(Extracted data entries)
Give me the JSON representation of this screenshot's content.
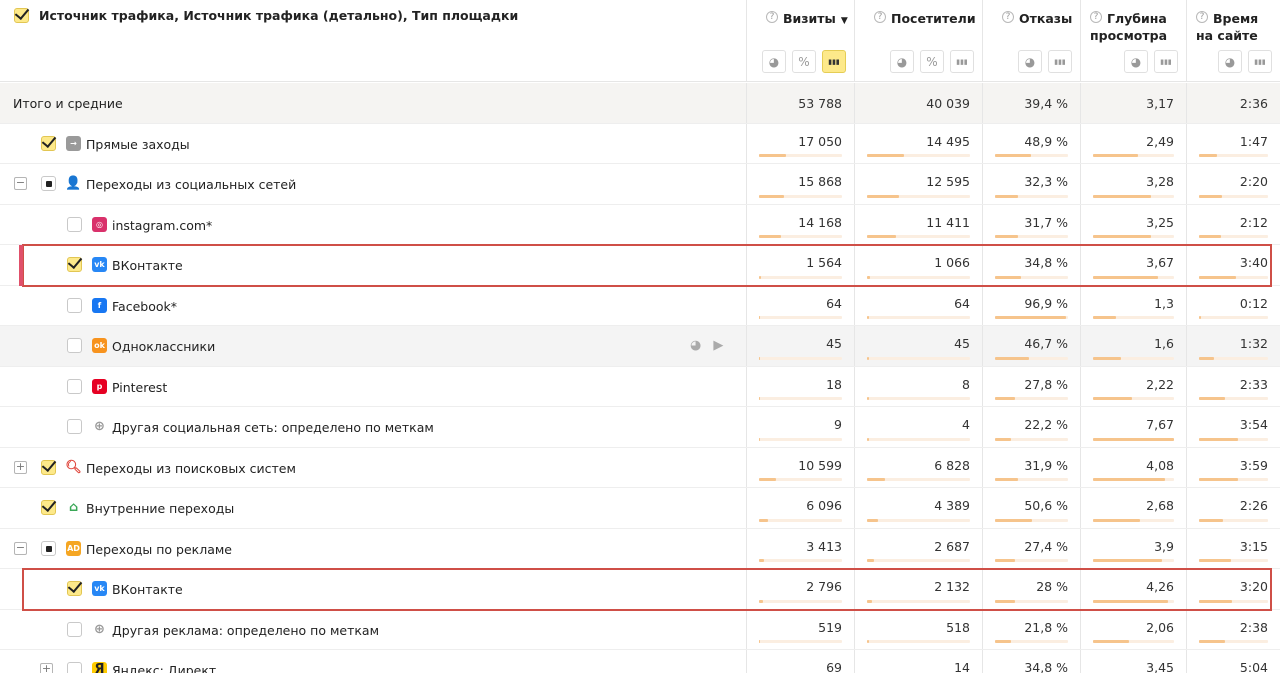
{
  "colors": {
    "accent": "#fde98a",
    "highlight": "#cf4f47",
    "bar": "#f6c48c",
    "selection_marker": "#e0506a"
  },
  "header": {
    "dimension_title": "Источник трафика, Источник трафика (детально), Тип площадки",
    "metrics": [
      {
        "title_line1": "Визиты",
        "title_line2": "",
        "sorted": true,
        "sort_arrow": "▼",
        "buttons": [
          "pie-icon",
          "percent-icon",
          "bars-icon"
        ],
        "active_button": "bars-icon"
      },
      {
        "title_line1": "Посетители",
        "title_line2": "",
        "sorted": false,
        "buttons": [
          "pie-icon",
          "percent-icon",
          "bars-icon"
        ],
        "active_button": ""
      },
      {
        "title_line1": "Отказы",
        "title_line2": "",
        "sorted": false,
        "buttons": [
          "pie-icon",
          "bars-icon"
        ],
        "active_button": ""
      },
      {
        "title_line1": "Глубина",
        "title_line2": "просмотра",
        "sorted": false,
        "buttons": [
          "pie-icon",
          "bars-icon"
        ],
        "active_button": ""
      },
      {
        "title_line1": "Время",
        "title_line2": "на сайте",
        "sorted": false,
        "buttons": [
          "pie-icon",
          "bars-icon"
        ],
        "active_button": ""
      }
    ],
    "button_glyphs": {
      "pie-icon": "◕",
      "percent-icon": "%",
      "bars-icon": "▮▮▮"
    }
  },
  "rows": [
    {
      "label": "Итого и средние",
      "type": "total",
      "level": 0,
      "values": [
        "53 788",
        "40 039",
        "39,4 %",
        "3,17",
        "2:36"
      ],
      "bars": [
        0,
        0,
        0,
        0,
        0
      ]
    },
    {
      "label": "Прямые заходы",
      "level": 1,
      "checkbox": "checked",
      "expander": "",
      "icon": "direct",
      "values": [
        "17 050",
        "14 495",
        "48,9 %",
        "2,49",
        "1:47"
      ],
      "bars": [
        0.32,
        0.36,
        0.49,
        0.55,
        0.26
      ]
    },
    {
      "label": "Переходы из социальных сетей",
      "level": 1,
      "checkbox": "partial",
      "expander": "−",
      "icon": "social",
      "values": [
        "15 868",
        "12 595",
        "32,3 %",
        "3,28",
        "2:20"
      ],
      "bars": [
        0.3,
        0.31,
        0.32,
        0.72,
        0.34
      ]
    },
    {
      "label": "instagram.com*",
      "level": 2,
      "checkbox": "unchecked",
      "expander": "",
      "icon": "instagram",
      "values": [
        "14 168",
        "11 411",
        "31,7 %",
        "3,25",
        "2:12"
      ],
      "bars": [
        0.26,
        0.28,
        0.32,
        0.71,
        0.32
      ]
    },
    {
      "label": "ВКонтакте",
      "level": 2,
      "checkbox": "checked",
      "expander": "",
      "icon": "vk",
      "highlighted": true,
      "values": [
        "1 564",
        "1 066",
        "34,8 %",
        "3,67",
        "3:40"
      ],
      "bars": [
        0.03,
        0.03,
        0.35,
        0.8,
        0.53
      ]
    },
    {
      "label": "Facebook*",
      "level": 2,
      "checkbox": "unchecked",
      "expander": "",
      "icon": "facebook",
      "values": [
        "64",
        "64",
        "96,9 %",
        "1,3",
        "0:12"
      ],
      "bars": [
        0.005,
        0.005,
        0.97,
        0.28,
        0.03
      ]
    },
    {
      "label": "Одноклассники",
      "level": 2,
      "checkbox": "unchecked",
      "expander": "",
      "icon": "ok",
      "hover": true,
      "values": [
        "45",
        "45",
        "46,7 %",
        "1,6",
        "1:32"
      ],
      "bars": [
        0.004,
        0.004,
        0.47,
        0.35,
        0.22
      ]
    },
    {
      "label": "Pinterest",
      "level": 2,
      "checkbox": "unchecked",
      "expander": "",
      "icon": "pinterest",
      "values": [
        "18",
        "8",
        "27,8 %",
        "2,22",
        "2:33"
      ],
      "bars": [
        0.002,
        0.001,
        0.28,
        0.48,
        0.37
      ]
    },
    {
      "label": "Другая социальная сеть: определено по меткам",
      "level": 2,
      "checkbox": "unchecked",
      "expander": "",
      "icon": "globe",
      "values": [
        "9",
        "4",
        "22,2 %",
        "7,67",
        "3:54"
      ],
      "bars": [
        0.001,
        0.001,
        0.22,
        1.0,
        0.56
      ]
    },
    {
      "label": "Переходы из поисковых систем",
      "level": 1,
      "checkbox": "checked",
      "expander": "+",
      "icon": "search",
      "values": [
        "10 599",
        "6 828",
        "31,9 %",
        "4,08",
        "3:59"
      ],
      "bars": [
        0.2,
        0.17,
        0.32,
        0.89,
        0.57
      ]
    },
    {
      "label": "Внутренние переходы",
      "level": 1,
      "checkbox": "checked",
      "expander": "",
      "icon": "home",
      "values": [
        "6 096",
        "4 389",
        "50,6 %",
        "2,68",
        "2:26"
      ],
      "bars": [
        0.11,
        0.11,
        0.51,
        0.58,
        0.35
      ]
    },
    {
      "label": "Переходы по рекламе",
      "level": 1,
      "checkbox": "partial",
      "expander": "−",
      "icon": "ad",
      "values": [
        "3 413",
        "2 687",
        "27,4 %",
        "3,9",
        "3:15"
      ],
      "bars": [
        0.06,
        0.07,
        0.27,
        0.85,
        0.47
      ]
    },
    {
      "label": "ВКонтакте",
      "level": 2,
      "checkbox": "checked",
      "expander": "",
      "icon": "vk",
      "highlighted": true,
      "values": [
        "2 796",
        "2 132",
        "28 %",
        "4,26",
        "3:20"
      ],
      "bars": [
        0.05,
        0.05,
        0.28,
        0.93,
        0.48
      ]
    },
    {
      "label": "Другая реклама: определено по меткам",
      "level": 2,
      "checkbox": "unchecked",
      "expander": "",
      "icon": "globe",
      "values": [
        "519",
        "518",
        "21,8 %",
        "2,06",
        "2:38"
      ],
      "bars": [
        0.01,
        0.013,
        0.22,
        0.45,
        0.38
      ]
    },
    {
      "label": "Яндекс: Директ",
      "level": 2,
      "checkbox": "unchecked",
      "expander": "+",
      "icon": "yandex-direct",
      "values": [
        "69",
        "14",
        "34,8 %",
        "3,45",
        "5:04"
      ],
      "bars": [
        0.001,
        0.0005,
        0.35,
        0.75,
        0.73
      ]
    }
  ]
}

STATED GOAL
Copy out every line of the material above exactly, skipping the pictures.

TASK OUTPUT
Give me the JSON representation of this screenshot's content.
{
  "colors": {
    "accent": "#fde98a",
    "highlight": "#cf4f47",
    "bar": "#f6c48c",
    "selection_marker": "#e0506a"
  },
  "header": {
    "dimension_title": "Источник трафика, Источник трафика (детально), Тип площадки",
    "metrics": [
      {
        "title_line1": "Визиты",
        "title_line2": "",
        "sorted": true,
        "sort_arrow": "▼",
        "buttons": [
          "pie-icon",
          "percent-icon",
          "bars-icon"
        ],
        "active_button": "bars-icon"
      },
      {
        "title_line1": "Посетители",
        "title_line2": "",
        "sorted": false,
        "buttons": [
          "pie-icon",
          "percent-icon",
          "bars-icon"
        ],
        "active_button": ""
      },
      {
        "title_line1": "Отказы",
        "title_line2": "",
        "sorted": false,
        "buttons": [
          "pie-icon",
          "bars-icon"
        ],
        "active_button": ""
      },
      {
        "title_line1": "Глубина",
        "title_line2": "просмотра",
        "sorted": false,
        "buttons": [
          "pie-icon",
          "bars-icon"
        ],
        "active_button": ""
      },
      {
        "title_line1": "Время",
        "title_line2": "на сайте",
        "sorted": false,
        "buttons": [
          "pie-icon",
          "bars-icon"
        ],
        "active_button": ""
      }
    ],
    "button_glyphs": {
      "pie-icon": "◕",
      "percent-icon": "%",
      "bars-icon": "▮▮▮"
    }
  },
  "rows": [
    {
      "label": "Итого и средние",
      "type": "total",
      "level": 0,
      "values": [
        "53 788",
        "40 039",
        "39,4 %",
        "3,17",
        "2:36"
      ],
      "bars": [
        0,
        0,
        0,
        0,
        0
      ]
    },
    {
      "label": "Прямые заходы",
      "level": 1,
      "checkbox": "checked",
      "expander": "",
      "icon": "direct",
      "values": [
        "17 050",
        "14 495",
        "48,9 %",
        "2,49",
        "1:47"
      ],
      "bars": [
        0.32,
        0.36,
        0.49,
        0.55,
        0.26
      ]
    },
    {
      "label": "Переходы из социальных сетей",
      "level": 1,
      "checkbox": "partial",
      "expander": "−",
      "icon": "social",
      "values": [
        "15 868",
        "12 595",
        "32,3 %",
        "3,28",
        "2:20"
      ],
      "bars": [
        0.3,
        0.31,
        0.32,
        0.72,
        0.34
      ]
    },
    {
      "label": "instagram.com*",
      "level": 2,
      "checkbox": "unchecked",
      "expander": "",
      "icon": "instagram",
      "values": [
        "14 168",
        "11 411",
        "31,7 %",
        "3,25",
        "2:12"
      ],
      "bars": [
        0.26,
        0.28,
        0.32,
        0.71,
        0.32
      ]
    },
    {
      "label": "ВКонтакте",
      "level": 2,
      "checkbox": "checked",
      "expander": "",
      "icon": "vk",
      "highlighted": true,
      "values": [
        "1 564",
        "1 066",
        "34,8 %",
        "3,67",
        "3:40"
      ],
      "bars": [
        0.03,
        0.03,
        0.35,
        0.8,
        0.53
      ]
    },
    {
      "label": "Facebook*",
      "level": 2,
      "checkbox": "unchecked",
      "expander": "",
      "icon": "facebook",
      "values": [
        "64",
        "64",
        "96,9 %",
        "1,3",
        "0:12"
      ],
      "bars": [
        0.005,
        0.005,
        0.97,
        0.28,
        0.03
      ]
    },
    {
      "label": "Одноклассники",
      "level": 2,
      "checkbox": "unchecked",
      "expander": "",
      "icon": "ok",
      "hover": true,
      "values": [
        "45",
        "45",
        "46,7 %",
        "1,6",
        "1:32"
      ],
      "bars": [
        0.004,
        0.004,
        0.47,
        0.35,
        0.22
      ]
    },
    {
      "label": "Pinterest",
      "level": 2,
      "checkbox": "unchecked",
      "expander": "",
      "icon": "pinterest",
      "values": [
        "18",
        "8",
        "27,8 %",
        "2,22",
        "2:33"
      ],
      "bars": [
        0.002,
        0.001,
        0.28,
        0.48,
        0.37
      ]
    },
    {
      "label": "Другая социальная сеть: определено по меткам",
      "level": 2,
      "checkbox": "unchecked",
      "expander": "",
      "icon": "globe",
      "values": [
        "9",
        "4",
        "22,2 %",
        "7,67",
        "3:54"
      ],
      "bars": [
        0.001,
        0.001,
        0.22,
        1.0,
        0.56
      ]
    },
    {
      "label": "Переходы из поисковых систем",
      "level": 1,
      "checkbox": "checked",
      "expander": "+",
      "icon": "search",
      "values": [
        "10 599",
        "6 828",
        "31,9 %",
        "4,08",
        "3:59"
      ],
      "bars": [
        0.2,
        0.17,
        0.32,
        0.89,
        0.57
      ]
    },
    {
      "label": "Внутренние переходы",
      "level": 1,
      "checkbox": "checked",
      "expander": "",
      "icon": "home",
      "values": [
        "6 096",
        "4 389",
        "50,6 %",
        "2,68",
        "2:26"
      ],
      "bars": [
        0.11,
        0.11,
        0.51,
        0.58,
        0.35
      ]
    },
    {
      "label": "Переходы по рекламе",
      "level": 1,
      "checkbox": "partial",
      "expander": "−",
      "icon": "ad",
      "values": [
        "3 413",
        "2 687",
        "27,4 %",
        "3,9",
        "3:15"
      ],
      "bars": [
        0.06,
        0.07,
        0.27,
        0.85,
        0.47
      ]
    },
    {
      "label": "ВКонтакте",
      "level": 2,
      "checkbox": "checked",
      "expander": "",
      "icon": "vk",
      "highlighted": true,
      "values": [
        "2 796",
        "2 132",
        "28 %",
        "4,26",
        "3:20"
      ],
      "bars": [
        0.05,
        0.05,
        0.28,
        0.93,
        0.48
      ]
    },
    {
      "label": "Другая реклама: определено по меткам",
      "level": 2,
      "checkbox": "unchecked",
      "expander": "",
      "icon": "globe",
      "values": [
        "519",
        "518",
        "21,8 %",
        "2,06",
        "2:38"
      ],
      "bars": [
        0.01,
        0.013,
        0.22,
        0.45,
        0.38
      ]
    },
    {
      "label": "Яндекс: Директ",
      "level": 2,
      "checkbox": "unchecked",
      "expander": "+",
      "icon": "yandex-direct",
      "values": [
        "69",
        "14",
        "34,8 %",
        "3,45",
        "5:04"
      ],
      "bars": [
        0.001,
        0.0005,
        0.35,
        0.75,
        0.73
      ]
    }
  ]
}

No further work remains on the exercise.